**WHAT YOU WILL DO**
Output all lines exactly, with nothing added or dropped.

---

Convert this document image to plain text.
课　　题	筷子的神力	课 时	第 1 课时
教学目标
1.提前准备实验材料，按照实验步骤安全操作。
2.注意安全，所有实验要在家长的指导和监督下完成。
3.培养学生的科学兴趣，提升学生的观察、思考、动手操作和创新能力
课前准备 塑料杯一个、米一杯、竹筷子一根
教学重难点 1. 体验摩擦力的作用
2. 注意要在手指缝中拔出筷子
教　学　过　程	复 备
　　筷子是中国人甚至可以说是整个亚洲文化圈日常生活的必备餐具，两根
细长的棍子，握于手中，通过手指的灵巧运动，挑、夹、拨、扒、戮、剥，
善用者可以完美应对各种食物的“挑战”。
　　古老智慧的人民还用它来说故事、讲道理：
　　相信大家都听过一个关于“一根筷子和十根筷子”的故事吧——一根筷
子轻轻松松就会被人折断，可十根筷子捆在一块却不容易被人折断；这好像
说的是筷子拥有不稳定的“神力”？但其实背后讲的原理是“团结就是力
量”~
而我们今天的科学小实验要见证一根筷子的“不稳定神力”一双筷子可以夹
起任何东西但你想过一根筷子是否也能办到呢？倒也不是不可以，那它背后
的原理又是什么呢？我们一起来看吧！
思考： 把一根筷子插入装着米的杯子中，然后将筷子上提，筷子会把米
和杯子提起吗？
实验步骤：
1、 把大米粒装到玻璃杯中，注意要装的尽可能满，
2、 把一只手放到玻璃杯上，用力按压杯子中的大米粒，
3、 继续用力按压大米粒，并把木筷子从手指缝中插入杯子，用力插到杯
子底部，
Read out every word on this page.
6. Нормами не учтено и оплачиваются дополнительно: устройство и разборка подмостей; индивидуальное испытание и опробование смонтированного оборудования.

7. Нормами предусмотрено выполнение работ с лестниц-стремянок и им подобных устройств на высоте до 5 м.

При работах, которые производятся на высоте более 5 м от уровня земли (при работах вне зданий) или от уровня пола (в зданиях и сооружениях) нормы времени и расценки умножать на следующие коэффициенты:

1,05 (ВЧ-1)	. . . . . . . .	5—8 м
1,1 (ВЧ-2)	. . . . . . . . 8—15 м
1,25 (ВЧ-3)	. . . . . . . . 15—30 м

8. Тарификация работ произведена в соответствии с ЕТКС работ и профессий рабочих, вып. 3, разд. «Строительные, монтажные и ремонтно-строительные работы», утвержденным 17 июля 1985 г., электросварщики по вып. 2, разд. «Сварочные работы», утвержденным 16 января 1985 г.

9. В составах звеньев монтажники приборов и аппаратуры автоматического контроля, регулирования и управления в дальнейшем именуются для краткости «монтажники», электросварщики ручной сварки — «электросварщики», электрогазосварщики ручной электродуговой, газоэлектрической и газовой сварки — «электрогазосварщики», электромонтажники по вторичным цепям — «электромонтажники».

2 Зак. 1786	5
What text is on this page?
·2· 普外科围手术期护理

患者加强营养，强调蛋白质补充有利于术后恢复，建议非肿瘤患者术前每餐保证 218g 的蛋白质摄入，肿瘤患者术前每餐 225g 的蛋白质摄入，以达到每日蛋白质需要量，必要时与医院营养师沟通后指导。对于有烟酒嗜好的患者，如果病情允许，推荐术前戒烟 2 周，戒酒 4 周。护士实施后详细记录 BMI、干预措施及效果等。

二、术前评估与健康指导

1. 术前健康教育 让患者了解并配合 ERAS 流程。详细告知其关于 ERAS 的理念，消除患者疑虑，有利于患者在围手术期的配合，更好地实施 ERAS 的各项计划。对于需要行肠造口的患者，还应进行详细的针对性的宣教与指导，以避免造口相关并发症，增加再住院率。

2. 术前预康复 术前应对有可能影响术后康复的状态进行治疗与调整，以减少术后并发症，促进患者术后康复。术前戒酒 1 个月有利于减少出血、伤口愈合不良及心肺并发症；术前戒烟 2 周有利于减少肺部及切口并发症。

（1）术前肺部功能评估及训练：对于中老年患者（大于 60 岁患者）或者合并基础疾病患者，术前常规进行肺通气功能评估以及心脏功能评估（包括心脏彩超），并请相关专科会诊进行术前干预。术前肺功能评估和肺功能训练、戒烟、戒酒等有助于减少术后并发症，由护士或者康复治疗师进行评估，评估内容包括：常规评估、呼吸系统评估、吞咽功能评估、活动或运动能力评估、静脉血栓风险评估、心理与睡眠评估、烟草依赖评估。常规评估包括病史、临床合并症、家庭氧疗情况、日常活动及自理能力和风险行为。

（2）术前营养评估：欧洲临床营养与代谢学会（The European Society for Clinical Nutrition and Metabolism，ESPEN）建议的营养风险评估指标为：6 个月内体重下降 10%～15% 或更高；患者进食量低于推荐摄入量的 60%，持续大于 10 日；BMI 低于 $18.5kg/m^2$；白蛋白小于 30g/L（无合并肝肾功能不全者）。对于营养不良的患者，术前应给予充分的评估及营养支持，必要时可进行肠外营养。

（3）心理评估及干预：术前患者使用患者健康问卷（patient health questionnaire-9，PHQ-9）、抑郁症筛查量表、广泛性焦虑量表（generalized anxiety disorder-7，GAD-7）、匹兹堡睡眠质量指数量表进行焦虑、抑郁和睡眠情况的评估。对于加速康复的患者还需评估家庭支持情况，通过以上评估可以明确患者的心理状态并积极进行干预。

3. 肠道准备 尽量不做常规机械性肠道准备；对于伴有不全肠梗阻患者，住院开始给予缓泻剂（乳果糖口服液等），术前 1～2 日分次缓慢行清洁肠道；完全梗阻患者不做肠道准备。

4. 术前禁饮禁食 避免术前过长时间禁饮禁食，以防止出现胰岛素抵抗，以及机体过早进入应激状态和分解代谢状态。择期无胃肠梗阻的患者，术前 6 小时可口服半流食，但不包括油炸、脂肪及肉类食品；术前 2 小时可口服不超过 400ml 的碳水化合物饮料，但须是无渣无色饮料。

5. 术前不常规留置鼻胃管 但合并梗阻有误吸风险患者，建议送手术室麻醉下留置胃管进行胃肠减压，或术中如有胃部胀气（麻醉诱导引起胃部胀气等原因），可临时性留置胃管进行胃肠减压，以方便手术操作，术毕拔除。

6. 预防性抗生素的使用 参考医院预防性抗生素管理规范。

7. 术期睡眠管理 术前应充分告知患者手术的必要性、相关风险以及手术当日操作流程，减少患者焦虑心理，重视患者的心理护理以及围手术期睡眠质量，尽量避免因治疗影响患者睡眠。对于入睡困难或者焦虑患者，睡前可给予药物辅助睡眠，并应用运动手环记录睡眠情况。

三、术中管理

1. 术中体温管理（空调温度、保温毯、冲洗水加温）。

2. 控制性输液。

---

**RESULT BELOW**
Convert this document image to plain text.
课　　题	筷子的神力	课 时	第 1 课时
教学目标
1.提前准备实验材料，按照实验步骤安全操作。
2.注意安全，所有实验要在家长的指导和监督下完成。
3.培养学生的科学兴趣，提升学生的观察、思考、动手操作和创新能力
课前准备 塑料杯一个、米一杯、竹筷子一根
教学重难点 1. 体验摩擦力的作用
2. 注意要在手指缝中拔出筷子
教　学　过　程	复 备
　　筷子是中国人甚至可以说是整个亚洲文化圈日常生活的必备餐具，两根
细长的棍子，握于手中，通过手指的灵巧运动，挑、夹、拨、扒、戮、剥，
善用者可以完美应对各种食物的“挑战”。
　　古老智慧的人民还用它来说故事、讲道理：
　　相信大家都听过一个关于“一根筷子和十根筷子”的故事吧——一根筷
子轻轻松松就会被人折断，可十根筷子捆在一块却不容易被人折断；这好像
说的是筷子拥有不稳定的“神力”？但其实背后讲的原理是“团结就是力
量”~
而我们今天的科学小实验要见证一根筷子的“不稳定神力”一双筷子可以夹
起任何东西但你想过一根筷子是否也能办到呢？倒也不是不可以，那它背后
的原理又是什么呢？我们一起来看吧！
思考： 把一根筷子插入装着米的杯子中，然后将筷子上提，筷子会把米
和杯子提起吗？
实验步骤：
1、 把大米粒装到玻璃杯中，注意要装的尽可能满，
2、 把一只手放到玻璃杯上，用力按压杯子中的大米粒，
3、 继续用力按压大米粒，并把木筷子从手指缝中插入杯子，用力插到杯
子底部，
Read out every word on this page.
6. Нормами не учтено и оплачиваются дополнительно: устройство и разборка подмостей; индивидуальное испытание и опробование смонтированного оборудования.

7. Нормами предусмотрено выполнение работ с лестниц-стремянок и им подобных устройств на высоте до 5 м.

При работах, которые производятся на высоте более 5 м от уровня земли (при работах вне зданий) или от уровня пола (в зданиях и сооружениях) нормы времени и расценки умножать на следующие коэффициенты:

1,05 (ВЧ-1)	. . . . . . . .	5—8 м
1,1 (ВЧ-2)	. . . . . . . . 8—15 м
1,25 (ВЧ-3)	. . . . . . . . 15—30 м

8. Тарификация работ произведена в соответствии с ЕТКС работ и профессий рабочих, вып. 3, разд. «Строительные, монтажные и ремонтно-строительные работы», утвержденным 17 июля 1985 г., электросварщики по вып. 2, разд. «Сварочные работы», утвержденным 16 января 1985 г.

9. В составах звеньев монтажники приборов и аппаратуры автоматического контроля, регулирования и управления в дальнейшем именуются для краткости «монтажники», электросварщики ручной сварки — «электросварщики», электрогазосварщики ручной электродуговой, газоэлектрической и газовой сварки — «электрогазосварщики», электромонтажники по вторичным цепям — «электромонтажники».

2 Зак. 1786	5
What text is on this page?
·2· 普外科围手术期护理

患者加强营养，强调蛋白质补充有利于术后恢复，建议非肿瘤患者术前每餐保证 218g 的蛋白质摄入，肿瘤患者术前每餐 225g 的蛋白质摄入，以达到每日蛋白质需要量，必要时与医院营养师沟通后指导。对于有烟酒嗜好的患者，如果病情允许，推荐术前戒烟 2 周，戒酒 4 周。护士实施后详细记录 BMI、干预措施及效果等。

二、术前评估与健康指导

1. 术前健康教育 让患者了解并配合 ERAS 流程。详细告知其关于 ERAS 的理念，消除患者疑虑，有利于患者在围手术期的配合，更好地实施 ERAS 的各项计划。对于需要行肠造口的患者，还应进行详细的针对性的宣教与指导，以避免造口相关并发症，增加再住院率。

2. 术前预康复 术前应对有可能影响术后康复的状态进行治疗与调整，以减少术后并发症，促进患者术后康复。术前戒酒 1 个月有利于减少出血、伤口愈合不良及心肺并发症；术前戒烟 2 周有利于减少肺部及切口并发症。

（1）术前肺部功能评估及训练：对于中老年患者（大于 60 岁患者）或者合并基础疾病患者，术前常规进行肺通气功能评估以及心脏功能评估（包括心脏彩超），并请相关专科会诊进行术前干预。术前肺功能评估和肺功能训练、戒烟、戒酒等有助于减少术后并发症，由护士或者康复治疗师进行评估，评估内容包括：常规评估、呼吸系统评估、吞咽功能评估、活动或运动能力评估、静脉血栓风险评估、心理与睡眠评估、烟草依赖评估。常规评估包括病史、临床合并症、家庭氧疗情况、日常活动及自理能力和风险行为。

（2）术前营养评估：欧洲临床营养与代谢学会（The European Society for Clinical Nutrition and Metabolism，ESPEN）建议的营养风险评估指标为：6 个月内体重下降 10%～15% 或更高；患者进食量低于推荐摄入量的 60%，持续大于 10 日；BMI 低于 $18.5kg/m^2$；白蛋白小于 30g/L（无合并肝肾功能不全者）。对于营养不良的患者，术前应给予充分的评估及营养支持，必要时可进行肠外营养。

（3）心理评估及干预：术前患者使用患者健康问卷（patient health questionnaire-9，PHQ-9）、抑郁症筛查量表、广泛性焦虑量表（generalized anxiety disorder-7，GAD-7）、匹兹堡睡眠质量指数量表进行焦虑、抑郁和睡眠情况的评估。对于加速康复的患者还需评估家庭支持情况，通过以上评估可以明确患者的心理状态并积极进行干预。

3. 肠道准备 尽量不做常规机械性肠道准备；对于伴有不全肠梗阻患者，住院开始给予缓泻剂（乳果糖口服液等），术前 1～2 日分次缓慢行清洁肠道；完全梗阻患者不做肠道准备。

4. 术前禁饮禁食 避免术前过长时间禁饮禁食，以防止出现胰岛素抵抗，以及机体过早进入应激状态和分解代谢状态。择期无胃肠梗阻的患者，术前 6 小时可口服半流食，但不包括油炸、脂肪及肉类食品；术前 2 小时可口服不超过 400ml 的碳水化合物饮料，但须是无渣无色饮料。

5. 术前不常规留置鼻胃管 但合并梗阻有误吸风险患者，建议送手术室麻醉下留置胃管进行胃肠减压，或术中如有胃部胀气（麻醉诱导引起胃部胀气等原因），可临时性留置胃管进行胃肠减压，以方便手术操作，术毕拔除。

6. 预防性抗生素的使用 参考医院预防性抗生素管理规范。

7. 术期睡眠管理 术前应充分告知患者手术的必要性、相关风险以及手术当日操作流程，减少患者焦虑心理，重视患者的心理护理以及围手术期睡眠质量，尽量避免因治疗影响患者睡眠。对于入睡困难或者焦虑患者，睡前可给予药物辅助睡眠，并应用运动手环记录睡眠情况。

三、术中管理

1. 术中体温管理（空调温度、保温毯、冲洗水加温）。

2. 控制性输液。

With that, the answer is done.